> [What is required]: Collect each line containing "alamy".

> [Stored data]:
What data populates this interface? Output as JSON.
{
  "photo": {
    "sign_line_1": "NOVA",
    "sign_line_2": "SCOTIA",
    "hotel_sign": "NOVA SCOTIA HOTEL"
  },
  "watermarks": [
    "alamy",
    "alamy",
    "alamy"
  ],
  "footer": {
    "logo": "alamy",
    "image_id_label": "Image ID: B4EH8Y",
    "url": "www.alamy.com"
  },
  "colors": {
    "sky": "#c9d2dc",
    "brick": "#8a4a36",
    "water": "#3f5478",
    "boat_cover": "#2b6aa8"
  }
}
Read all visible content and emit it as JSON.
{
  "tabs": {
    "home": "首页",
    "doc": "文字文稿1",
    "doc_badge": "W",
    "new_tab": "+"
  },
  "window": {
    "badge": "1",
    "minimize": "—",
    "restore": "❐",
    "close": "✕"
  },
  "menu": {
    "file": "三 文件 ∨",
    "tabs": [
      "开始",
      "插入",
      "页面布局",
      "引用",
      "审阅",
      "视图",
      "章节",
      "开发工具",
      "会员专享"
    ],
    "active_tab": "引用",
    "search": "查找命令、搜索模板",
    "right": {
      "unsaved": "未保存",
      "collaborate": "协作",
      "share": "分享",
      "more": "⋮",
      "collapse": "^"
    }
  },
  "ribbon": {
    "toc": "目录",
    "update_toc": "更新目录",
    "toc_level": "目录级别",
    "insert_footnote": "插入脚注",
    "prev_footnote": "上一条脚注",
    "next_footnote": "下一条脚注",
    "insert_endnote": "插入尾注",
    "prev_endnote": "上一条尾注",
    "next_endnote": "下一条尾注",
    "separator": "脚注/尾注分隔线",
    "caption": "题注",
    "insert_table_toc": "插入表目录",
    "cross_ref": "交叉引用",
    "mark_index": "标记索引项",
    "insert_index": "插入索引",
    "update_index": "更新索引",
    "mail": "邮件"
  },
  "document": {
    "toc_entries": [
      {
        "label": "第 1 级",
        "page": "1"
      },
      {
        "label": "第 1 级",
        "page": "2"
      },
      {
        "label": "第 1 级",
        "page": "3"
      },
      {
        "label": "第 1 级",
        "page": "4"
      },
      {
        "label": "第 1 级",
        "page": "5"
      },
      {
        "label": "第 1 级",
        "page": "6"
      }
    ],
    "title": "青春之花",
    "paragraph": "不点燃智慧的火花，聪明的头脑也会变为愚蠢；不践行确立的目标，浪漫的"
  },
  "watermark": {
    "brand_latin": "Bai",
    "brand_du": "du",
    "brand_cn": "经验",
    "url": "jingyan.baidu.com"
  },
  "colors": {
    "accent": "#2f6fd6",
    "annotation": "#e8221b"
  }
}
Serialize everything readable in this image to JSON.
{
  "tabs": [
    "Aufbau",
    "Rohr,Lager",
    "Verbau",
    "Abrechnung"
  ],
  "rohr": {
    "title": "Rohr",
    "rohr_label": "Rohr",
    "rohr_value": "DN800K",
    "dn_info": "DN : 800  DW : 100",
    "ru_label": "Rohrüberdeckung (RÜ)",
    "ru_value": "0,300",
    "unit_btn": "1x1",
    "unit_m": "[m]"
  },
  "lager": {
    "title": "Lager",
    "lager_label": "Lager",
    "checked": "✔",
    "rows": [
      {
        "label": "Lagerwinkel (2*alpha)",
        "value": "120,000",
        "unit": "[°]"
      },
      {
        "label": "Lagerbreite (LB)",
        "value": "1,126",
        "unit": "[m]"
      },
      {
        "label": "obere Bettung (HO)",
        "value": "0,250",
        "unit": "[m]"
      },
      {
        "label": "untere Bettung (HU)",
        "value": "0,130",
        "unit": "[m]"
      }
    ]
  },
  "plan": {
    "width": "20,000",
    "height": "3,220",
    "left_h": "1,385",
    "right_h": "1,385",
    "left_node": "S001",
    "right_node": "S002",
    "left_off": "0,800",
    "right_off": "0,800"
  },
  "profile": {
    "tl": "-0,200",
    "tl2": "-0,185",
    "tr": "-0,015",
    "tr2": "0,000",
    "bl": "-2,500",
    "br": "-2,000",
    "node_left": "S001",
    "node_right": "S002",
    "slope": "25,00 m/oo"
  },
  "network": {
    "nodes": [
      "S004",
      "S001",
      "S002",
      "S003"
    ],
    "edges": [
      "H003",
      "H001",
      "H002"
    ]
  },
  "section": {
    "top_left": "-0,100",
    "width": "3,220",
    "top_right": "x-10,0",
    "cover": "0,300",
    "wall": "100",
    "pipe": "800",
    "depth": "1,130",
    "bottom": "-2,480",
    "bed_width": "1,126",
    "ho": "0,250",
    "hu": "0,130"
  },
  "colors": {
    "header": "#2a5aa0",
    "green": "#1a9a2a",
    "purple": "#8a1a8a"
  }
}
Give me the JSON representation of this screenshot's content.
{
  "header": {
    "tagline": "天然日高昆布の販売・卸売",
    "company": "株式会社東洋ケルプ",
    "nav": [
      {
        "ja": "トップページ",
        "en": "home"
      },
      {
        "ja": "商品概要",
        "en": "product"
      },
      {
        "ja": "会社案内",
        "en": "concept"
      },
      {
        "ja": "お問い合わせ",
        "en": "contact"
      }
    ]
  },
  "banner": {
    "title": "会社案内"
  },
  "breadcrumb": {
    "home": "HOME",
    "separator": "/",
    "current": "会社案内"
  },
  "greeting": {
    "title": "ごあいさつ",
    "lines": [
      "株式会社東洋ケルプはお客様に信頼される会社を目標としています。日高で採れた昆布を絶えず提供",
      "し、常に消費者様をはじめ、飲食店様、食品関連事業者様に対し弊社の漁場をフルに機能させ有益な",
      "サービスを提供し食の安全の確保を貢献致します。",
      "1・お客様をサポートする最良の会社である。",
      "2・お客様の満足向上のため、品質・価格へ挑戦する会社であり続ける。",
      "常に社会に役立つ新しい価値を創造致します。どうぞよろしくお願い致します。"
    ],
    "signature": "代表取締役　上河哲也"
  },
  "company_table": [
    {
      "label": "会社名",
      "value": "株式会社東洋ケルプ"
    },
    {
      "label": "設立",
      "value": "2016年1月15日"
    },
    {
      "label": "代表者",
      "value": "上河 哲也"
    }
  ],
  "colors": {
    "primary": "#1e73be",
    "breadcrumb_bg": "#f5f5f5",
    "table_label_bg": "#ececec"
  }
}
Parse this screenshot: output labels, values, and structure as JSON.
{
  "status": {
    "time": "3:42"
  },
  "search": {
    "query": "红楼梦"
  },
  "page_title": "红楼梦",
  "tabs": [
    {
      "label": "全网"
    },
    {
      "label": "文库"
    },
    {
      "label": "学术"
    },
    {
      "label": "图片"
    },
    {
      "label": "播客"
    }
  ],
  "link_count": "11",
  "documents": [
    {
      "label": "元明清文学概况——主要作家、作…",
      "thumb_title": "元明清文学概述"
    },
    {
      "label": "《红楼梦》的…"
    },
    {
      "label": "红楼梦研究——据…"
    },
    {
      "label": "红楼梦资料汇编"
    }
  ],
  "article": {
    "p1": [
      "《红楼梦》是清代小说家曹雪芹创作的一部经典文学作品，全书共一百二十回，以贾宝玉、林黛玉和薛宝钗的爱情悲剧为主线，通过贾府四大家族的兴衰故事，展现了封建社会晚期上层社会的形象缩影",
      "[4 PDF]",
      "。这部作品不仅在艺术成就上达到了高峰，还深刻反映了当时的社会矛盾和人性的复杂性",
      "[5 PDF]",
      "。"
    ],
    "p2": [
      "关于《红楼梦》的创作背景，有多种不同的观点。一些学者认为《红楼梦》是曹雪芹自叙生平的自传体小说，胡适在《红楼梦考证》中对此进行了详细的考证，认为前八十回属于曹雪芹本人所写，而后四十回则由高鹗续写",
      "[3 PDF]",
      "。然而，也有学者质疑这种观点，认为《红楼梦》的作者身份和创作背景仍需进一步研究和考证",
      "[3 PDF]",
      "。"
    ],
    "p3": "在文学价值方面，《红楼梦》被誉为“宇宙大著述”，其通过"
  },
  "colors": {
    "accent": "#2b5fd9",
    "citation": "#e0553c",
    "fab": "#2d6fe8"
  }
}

> [Exercise solution]:
    "alamy",
    "alamy",
    "alamy"
    "logo": "alamy",
    "url": "www.alamy.com"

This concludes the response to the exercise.